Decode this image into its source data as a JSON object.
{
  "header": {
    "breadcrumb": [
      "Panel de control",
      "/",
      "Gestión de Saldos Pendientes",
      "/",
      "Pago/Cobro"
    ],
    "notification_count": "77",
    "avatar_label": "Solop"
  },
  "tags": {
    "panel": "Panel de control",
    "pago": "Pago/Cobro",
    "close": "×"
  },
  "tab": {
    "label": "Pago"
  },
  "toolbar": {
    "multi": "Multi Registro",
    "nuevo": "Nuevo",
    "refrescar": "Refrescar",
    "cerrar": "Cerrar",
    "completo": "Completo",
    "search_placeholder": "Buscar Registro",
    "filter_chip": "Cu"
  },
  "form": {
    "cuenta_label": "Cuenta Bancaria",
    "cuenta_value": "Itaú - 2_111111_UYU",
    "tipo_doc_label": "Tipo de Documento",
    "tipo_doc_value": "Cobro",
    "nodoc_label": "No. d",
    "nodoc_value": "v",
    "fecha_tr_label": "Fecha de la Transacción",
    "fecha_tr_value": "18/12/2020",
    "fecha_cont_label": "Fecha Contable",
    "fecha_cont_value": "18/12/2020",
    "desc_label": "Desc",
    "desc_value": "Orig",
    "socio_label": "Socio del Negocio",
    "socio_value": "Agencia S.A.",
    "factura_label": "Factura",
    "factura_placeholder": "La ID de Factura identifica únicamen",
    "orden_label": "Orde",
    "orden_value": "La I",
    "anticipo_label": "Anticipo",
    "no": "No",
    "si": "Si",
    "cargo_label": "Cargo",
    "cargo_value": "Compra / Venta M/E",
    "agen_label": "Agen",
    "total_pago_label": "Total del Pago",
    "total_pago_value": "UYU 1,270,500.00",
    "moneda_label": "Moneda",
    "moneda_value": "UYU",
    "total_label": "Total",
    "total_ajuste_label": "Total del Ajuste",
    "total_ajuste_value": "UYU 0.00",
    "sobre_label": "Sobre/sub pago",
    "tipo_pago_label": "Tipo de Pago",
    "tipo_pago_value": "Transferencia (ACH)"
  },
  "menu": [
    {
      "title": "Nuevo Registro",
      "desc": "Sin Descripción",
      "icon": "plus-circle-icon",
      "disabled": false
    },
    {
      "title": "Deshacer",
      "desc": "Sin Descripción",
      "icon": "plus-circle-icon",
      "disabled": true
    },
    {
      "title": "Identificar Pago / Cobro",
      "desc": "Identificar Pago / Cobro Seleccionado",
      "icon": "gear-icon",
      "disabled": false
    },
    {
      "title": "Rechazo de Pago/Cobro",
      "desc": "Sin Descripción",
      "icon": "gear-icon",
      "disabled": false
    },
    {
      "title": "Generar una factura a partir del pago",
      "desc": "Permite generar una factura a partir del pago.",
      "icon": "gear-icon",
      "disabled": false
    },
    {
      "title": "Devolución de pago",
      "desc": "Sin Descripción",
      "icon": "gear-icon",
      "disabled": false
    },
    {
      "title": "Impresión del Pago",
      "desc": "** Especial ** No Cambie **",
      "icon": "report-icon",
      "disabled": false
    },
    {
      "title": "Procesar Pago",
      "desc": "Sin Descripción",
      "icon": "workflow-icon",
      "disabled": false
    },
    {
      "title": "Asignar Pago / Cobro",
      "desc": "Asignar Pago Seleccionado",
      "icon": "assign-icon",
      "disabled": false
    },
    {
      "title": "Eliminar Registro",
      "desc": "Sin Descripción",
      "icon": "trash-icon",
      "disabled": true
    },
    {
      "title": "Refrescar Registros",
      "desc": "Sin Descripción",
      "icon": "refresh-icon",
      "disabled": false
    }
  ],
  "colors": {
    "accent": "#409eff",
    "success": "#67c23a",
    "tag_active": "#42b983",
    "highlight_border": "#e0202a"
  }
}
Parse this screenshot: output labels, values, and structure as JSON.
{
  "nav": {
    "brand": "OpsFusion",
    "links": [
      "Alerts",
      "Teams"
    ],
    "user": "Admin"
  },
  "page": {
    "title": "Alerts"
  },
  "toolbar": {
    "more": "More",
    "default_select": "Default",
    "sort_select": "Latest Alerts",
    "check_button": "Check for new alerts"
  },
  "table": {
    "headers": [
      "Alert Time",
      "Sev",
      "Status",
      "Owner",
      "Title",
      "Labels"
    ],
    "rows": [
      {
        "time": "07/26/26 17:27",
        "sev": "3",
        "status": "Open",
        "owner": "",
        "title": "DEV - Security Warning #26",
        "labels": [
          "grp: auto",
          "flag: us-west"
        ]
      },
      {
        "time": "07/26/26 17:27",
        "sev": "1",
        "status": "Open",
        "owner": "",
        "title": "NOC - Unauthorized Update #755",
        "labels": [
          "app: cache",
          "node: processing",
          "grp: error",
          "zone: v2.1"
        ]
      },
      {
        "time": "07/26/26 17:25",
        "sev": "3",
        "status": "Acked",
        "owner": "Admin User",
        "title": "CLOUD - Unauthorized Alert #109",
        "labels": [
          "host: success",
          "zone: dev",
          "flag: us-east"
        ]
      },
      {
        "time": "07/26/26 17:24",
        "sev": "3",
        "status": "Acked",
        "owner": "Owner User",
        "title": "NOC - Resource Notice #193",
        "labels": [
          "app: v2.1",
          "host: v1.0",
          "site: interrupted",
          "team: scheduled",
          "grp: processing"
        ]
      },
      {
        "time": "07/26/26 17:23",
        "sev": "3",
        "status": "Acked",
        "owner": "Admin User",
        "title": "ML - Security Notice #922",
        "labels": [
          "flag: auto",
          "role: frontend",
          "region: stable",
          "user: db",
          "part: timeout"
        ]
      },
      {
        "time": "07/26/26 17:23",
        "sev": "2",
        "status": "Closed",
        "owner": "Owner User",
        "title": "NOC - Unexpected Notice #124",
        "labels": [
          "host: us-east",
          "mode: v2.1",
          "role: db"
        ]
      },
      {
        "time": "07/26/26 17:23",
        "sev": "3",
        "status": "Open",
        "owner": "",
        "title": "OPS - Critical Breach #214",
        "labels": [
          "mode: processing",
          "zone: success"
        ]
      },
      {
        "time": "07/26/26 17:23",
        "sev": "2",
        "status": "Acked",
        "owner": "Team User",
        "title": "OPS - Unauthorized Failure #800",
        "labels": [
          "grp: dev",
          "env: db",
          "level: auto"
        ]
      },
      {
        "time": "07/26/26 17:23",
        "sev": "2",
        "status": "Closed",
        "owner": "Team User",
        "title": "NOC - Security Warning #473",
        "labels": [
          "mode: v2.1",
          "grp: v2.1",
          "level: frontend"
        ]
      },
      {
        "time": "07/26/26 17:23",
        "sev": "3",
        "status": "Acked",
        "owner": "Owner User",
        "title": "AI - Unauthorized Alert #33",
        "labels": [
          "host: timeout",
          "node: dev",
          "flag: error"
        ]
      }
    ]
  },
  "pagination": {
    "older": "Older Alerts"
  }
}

——————

Exercise directions:
Make an exact copy of every line in the data.

Reply:
Decode this image into its source data as a JSON object.
{
  "header": {
    "breadcrumb": [
      "Panel de control",
      "/",
      "Gestión de Saldos Pendientes",
      "/",
      "Pago/Cobro"
    ],
    "notification_count": "77",
    "avatar_label": "Solop"
  },
  "tags": {
    "panel": "Panel de control",
    "pago": "Pago/Cobro",
    "close": "×"
  },
  "tab": {
    "label": "Pago"
  },
  "toolbar": {
    "multi": "Multi Registro",
    "nuevo": "Nuevo",
    "refrescar": "Refrescar",
    "cerrar": "Cerrar",
    "completo": "Completo",
    "search_placeholder": "Buscar Registro",
    "filter_chip": "Cu"
  },
  "form": {
    "cuenta_label": "Cuenta Bancaria",
    "cuenta_value": "Itaú - 2_111111_UYU",
    "tipo_doc_label": "Tipo de Documento",
    "tipo_doc_value": "Cobro",
    "nodoc_label": "No. d",
    "nodoc_value": "v",
    "fecha_tr_label": "Fecha de la Transacción",
    "fecha_tr_value": "18/12/2020",
    "fecha_cont_label": "Fecha Contable",
    "fecha_cont_value": "18/12/2020",
    "desc_label": "Desc",
    "desc_value": "Orig",
    "socio_label": "Socio del Negocio",
    "socio_value": "Agencia S.A.",
    "factura_label": "Factura",
    "factura_placeholder": "La ID de Factura identifica únicamen",
    "orden_label": "Orde",
    "orden_value": "La I",
    "anticipo_label": "Anticipo",
    "no": "No",
    "si": "Si",
    "cargo_label": "Cargo",
    "cargo_value": "Compra / Venta M/E",
    "agen_label": "Agen",
    "total_pago_label": "Total del Pago",
    "total_pago_value": "UYU 1,270,500.00",
    "moneda_label": "Moneda",
    "moneda_value": "UYU",
    "total_label": "Total",
    "total_ajuste_label": "Total del Ajuste",
    "total_ajuste_value": "UYU 0.00",
    "sobre_label": "Sobre/sub pago",
    "tipo_pago_label": "Tipo de Pago",
    "tipo_pago_value": "Transferencia (ACH)"
  },
  "menu": [
    {
      "title": "Nuevo Registro",
      "desc": "Sin Descripción",
      "icon": "plus-circle-icon",
      "disabled": false
    },
    {
      "title": "Deshacer",
      "desc": "Sin Descripción",
      "icon": "plus-circle-icon",
      "disabled": true
    },
    {
      "title": "Identificar Pago / Cobro",
      "desc": "Identificar Pago / Cobro Seleccionado",
      "icon": "gear-icon",
      "disabled": false
    },
    {
      "title": "Rechazo de Pago/Cobro",
      "desc": "Sin Descripción",
      "icon": "gear-icon",
      "disabled": false
    },
    {
      "title": "Generar una factura a partir del pago",
      "desc": "Permite generar una factura a partir del pago.",
      "icon": "gear-icon",
      "disabled": false
    },
    {
      "title": "Devolución de pago",
      "desc": "Sin Descripción",
      "icon": "gear-icon",
      "disabled": false
    },
    {
      "title": "Impresión del Pago",
      "desc": "** Especial ** No Cambie **",
      "icon": "report-icon",
      "disabled": false
    },
    {
      "title": "Procesar Pago",
      "desc": "Sin Descripción",
      "icon": "workflow-icon",
      "disabled": false
    },
    {
      "title": "Asignar Pago / Cobro",
      "desc": "Asignar Pago Seleccionado",
      "icon": "assign-icon",
      "disabled": false
    },
    {
      "title": "Eliminar Registro",
      "desc": "Sin Descripción",
      "icon": "trash-icon",
      "disabled": true
    },
    {
      "title": "Refrescar Registros",
      "desc": "Sin Descripción",
      "icon": "refresh-icon",
      "disabled": false
    }
  ],
  "colors": {
    "accent": "#409eff",
    "success": "#67c23a",
    "tag_active": "#42b983",
    "highlight_border": "#e0202a"
  }
}
Parse this screenshot: output labels, values, and structure as JSON.
{
  "nav": {
    "brand": "OpsFusion",
    "links": [
      "Alerts",
      "Teams"
    ],
    "user": "Admin"
  },
  "page": {
    "title": "Alerts"
  },
  "toolbar": {
    "more": "More",
    "default_select": "Default",
    "sort_select": "Latest Alerts",
    "check_button": "Check for new alerts"
  },
  "table": {
    "headers": [
      "Alert Time",
      "Sev",
      "Status",
      "Owner",
      "Title",
      "Labels"
    ],
    "rows": [
      {
        "time": "07/26/26 17:27",
        "sev": "3",
        "status": "Open",
        "owner": "",
        "title": "DEV - Security Warning #26",
        "labels": [
          "grp: auto",
          "flag: us-west"
        ]
      },
      {
        "time": "07/26/26 17:27",
        "sev": "1",
        "status": "Open",
        "owner": "",
        "title": "NOC - Unauthorized Update #755",
        "labels": [
          "app: cache",
          "node: processing",
          "grp: error",
          "zone: v2.1"
        ]
      },
      {
        "time": "07/26/26 17:25",
        "sev": "3",
        "status": "Acked",
        "owner": "Admin User",
        "title": "CLOUD - Unauthorized Alert #109",
        "labels": [
          "host: success",
          "zone: dev",
          "flag: us-east"
        ]
      },
      {
        "time": "07/26/26 17:24",
        "sev": "3",
        "status": "Acked",
        "owner": "Owner User",
        "title": "NOC - Resource Notice #193",
        "labels": [
          "app: v2.1",
          "host: v1.0",
          "site: interrupted",
          "team: scheduled",
          "grp: processing"
        ]
      },
      {
        "time": "07/26/26 17:23",
        "sev": "3",
        "status": "Acked",
        "owner": "Admin User",
        "title": "ML - Security Notice #922",
        "labels": [
          "flag: auto",
          "role: frontend",
          "region: stable",
          "user: db",
          "part: timeout"
        ]
      },
      {
        "time": "07/26/26 17:23",
        "sev": "2",
        "status": "Closed",
        "owner": "Owner User",
        "title": "NOC - Unexpected Notice #124",
        "labels": [
          "host: us-east",
          "mode: v2.1",
          "role: db"
        ]
      },
      {
        "time": "07/26/26 17:23",
        "sev": "3",
        "status": "Open",
        "owner": "",
        "title": "OPS - Critical Breach #214",
        "labels": [
          "mode: processing",
          "zone: success"
        ]
      },
      {
        "time": "07/26/26 17:23",
        "sev": "2",
        "status": "Acked",
        "owner": "Team User",
        "title": "OPS - Unauthorized Failure #800",
        "labels": [
          "grp: dev",
          "env: db",
          "level: auto"
        ]
      },
      {
        "time": "07/26/26 17:23",
        "sev": "2",
        "status": "Closed",
        "owner": "Team User",
        "title": "NOC - Security Warning #473",
        "labels": [
          "mode: v2.1",
          "grp: v2.1",
          "level: frontend"
        ]
      },
      {
        "time": "07/26/26 17:23",
        "sev": "3",
        "status": "Acked",
        "owner": "Owner User",
        "title": "AI - Unauthorized Alert #33",
        "labels": [
          "host: timeout",
          "node: dev",
          "flag: error"
        ]
      }
    ]
  },
  "pagination": {
    "older": "Older Alerts"
  }
}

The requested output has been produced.